- [EXERCISE OBJECTIVE]: Only the number is wanted: how many lines hold the word "terms"?
-- START MATERIAL SHOWN --
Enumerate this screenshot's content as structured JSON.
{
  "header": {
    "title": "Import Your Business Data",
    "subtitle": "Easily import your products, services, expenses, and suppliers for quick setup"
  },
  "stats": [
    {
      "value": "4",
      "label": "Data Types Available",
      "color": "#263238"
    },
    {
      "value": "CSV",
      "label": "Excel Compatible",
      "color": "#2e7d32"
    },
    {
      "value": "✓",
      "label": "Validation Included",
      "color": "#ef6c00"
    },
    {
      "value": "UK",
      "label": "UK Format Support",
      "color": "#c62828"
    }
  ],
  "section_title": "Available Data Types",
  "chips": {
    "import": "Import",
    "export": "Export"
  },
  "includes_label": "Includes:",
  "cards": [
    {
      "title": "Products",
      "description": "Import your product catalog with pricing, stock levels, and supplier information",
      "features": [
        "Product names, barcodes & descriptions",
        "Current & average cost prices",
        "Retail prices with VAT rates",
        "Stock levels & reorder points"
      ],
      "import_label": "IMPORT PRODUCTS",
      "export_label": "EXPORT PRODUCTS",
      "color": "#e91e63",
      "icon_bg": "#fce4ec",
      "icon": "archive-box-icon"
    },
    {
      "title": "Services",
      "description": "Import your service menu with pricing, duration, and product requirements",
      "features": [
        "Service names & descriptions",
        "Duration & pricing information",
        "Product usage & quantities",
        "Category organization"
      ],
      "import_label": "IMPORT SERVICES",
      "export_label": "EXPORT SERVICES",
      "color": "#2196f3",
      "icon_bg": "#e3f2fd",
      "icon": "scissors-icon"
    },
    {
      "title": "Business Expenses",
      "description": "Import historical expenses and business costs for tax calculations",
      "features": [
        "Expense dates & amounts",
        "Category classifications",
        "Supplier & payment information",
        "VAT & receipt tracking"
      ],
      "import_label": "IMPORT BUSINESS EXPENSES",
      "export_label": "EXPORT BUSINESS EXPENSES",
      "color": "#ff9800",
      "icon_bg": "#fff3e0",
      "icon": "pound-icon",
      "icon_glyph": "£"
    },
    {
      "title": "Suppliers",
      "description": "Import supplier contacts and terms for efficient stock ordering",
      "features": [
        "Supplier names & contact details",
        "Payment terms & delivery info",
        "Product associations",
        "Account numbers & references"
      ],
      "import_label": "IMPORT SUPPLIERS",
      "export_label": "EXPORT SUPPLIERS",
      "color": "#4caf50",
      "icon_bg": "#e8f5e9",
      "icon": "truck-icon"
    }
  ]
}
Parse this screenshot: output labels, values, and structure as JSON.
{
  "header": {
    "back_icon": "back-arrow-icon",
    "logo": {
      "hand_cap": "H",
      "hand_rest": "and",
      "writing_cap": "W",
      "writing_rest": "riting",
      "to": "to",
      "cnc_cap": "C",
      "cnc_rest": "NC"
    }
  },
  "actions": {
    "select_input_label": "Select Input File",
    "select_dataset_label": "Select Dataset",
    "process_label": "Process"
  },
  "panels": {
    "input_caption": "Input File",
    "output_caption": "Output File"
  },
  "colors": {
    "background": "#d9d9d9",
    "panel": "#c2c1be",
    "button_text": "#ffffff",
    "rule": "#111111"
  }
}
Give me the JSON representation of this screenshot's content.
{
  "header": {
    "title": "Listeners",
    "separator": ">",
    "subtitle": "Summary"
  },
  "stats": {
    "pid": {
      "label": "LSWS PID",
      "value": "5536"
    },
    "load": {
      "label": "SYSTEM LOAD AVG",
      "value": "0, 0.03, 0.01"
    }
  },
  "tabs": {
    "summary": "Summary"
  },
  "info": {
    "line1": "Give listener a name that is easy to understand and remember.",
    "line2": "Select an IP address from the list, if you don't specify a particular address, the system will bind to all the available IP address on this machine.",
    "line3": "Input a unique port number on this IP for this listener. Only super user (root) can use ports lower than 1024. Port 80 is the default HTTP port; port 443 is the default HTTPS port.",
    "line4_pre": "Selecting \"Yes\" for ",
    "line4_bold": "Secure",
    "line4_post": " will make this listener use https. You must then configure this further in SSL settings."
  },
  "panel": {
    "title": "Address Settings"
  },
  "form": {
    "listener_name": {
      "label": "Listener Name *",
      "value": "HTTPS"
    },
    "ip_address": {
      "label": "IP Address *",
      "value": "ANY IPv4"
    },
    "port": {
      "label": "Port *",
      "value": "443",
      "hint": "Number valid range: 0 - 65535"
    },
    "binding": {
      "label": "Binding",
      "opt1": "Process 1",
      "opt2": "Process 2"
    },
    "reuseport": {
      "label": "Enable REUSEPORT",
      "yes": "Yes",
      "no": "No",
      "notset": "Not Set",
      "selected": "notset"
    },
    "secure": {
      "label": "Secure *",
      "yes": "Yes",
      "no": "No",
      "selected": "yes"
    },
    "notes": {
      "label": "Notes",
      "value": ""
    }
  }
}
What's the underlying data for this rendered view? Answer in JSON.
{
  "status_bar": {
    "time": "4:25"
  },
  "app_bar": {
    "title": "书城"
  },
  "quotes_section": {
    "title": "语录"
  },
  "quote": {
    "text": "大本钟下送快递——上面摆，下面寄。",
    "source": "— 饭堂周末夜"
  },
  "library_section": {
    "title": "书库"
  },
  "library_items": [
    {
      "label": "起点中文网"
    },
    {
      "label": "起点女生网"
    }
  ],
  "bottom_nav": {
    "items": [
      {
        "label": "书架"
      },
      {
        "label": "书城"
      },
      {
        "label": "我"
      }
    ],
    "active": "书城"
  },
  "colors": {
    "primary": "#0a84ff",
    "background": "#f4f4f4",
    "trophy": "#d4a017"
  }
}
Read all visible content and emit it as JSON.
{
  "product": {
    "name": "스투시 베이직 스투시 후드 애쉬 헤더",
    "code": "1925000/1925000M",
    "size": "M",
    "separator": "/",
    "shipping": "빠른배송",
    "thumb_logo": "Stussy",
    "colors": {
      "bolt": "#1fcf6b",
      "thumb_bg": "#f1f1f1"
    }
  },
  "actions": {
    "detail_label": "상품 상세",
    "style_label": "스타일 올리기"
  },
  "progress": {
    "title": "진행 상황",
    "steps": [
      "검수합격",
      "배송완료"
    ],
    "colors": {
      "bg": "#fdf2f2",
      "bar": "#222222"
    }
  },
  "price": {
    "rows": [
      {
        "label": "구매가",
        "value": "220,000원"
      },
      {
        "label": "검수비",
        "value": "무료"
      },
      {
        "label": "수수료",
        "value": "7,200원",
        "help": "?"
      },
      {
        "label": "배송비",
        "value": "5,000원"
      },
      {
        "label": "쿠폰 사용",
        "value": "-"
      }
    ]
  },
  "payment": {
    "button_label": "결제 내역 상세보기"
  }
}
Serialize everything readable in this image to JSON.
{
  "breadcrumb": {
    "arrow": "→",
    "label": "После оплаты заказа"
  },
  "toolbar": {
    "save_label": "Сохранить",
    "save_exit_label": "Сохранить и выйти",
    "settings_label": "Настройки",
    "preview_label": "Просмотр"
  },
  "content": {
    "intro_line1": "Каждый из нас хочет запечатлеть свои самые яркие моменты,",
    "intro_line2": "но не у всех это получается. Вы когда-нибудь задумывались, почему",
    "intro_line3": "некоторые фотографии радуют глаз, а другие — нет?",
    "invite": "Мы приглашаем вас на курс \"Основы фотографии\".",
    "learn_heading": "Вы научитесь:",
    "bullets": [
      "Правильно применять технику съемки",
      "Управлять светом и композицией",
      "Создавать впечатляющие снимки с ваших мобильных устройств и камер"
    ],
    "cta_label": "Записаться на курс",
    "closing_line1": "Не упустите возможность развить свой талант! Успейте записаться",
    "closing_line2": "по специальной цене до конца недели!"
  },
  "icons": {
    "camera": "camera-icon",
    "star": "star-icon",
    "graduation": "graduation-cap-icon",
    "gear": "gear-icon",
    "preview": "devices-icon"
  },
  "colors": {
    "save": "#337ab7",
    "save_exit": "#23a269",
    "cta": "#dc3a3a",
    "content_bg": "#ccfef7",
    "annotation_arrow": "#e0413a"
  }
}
-- END MATERIAL SHOWN --
- [SOLUTION FOR THIS PROBLEM]: 2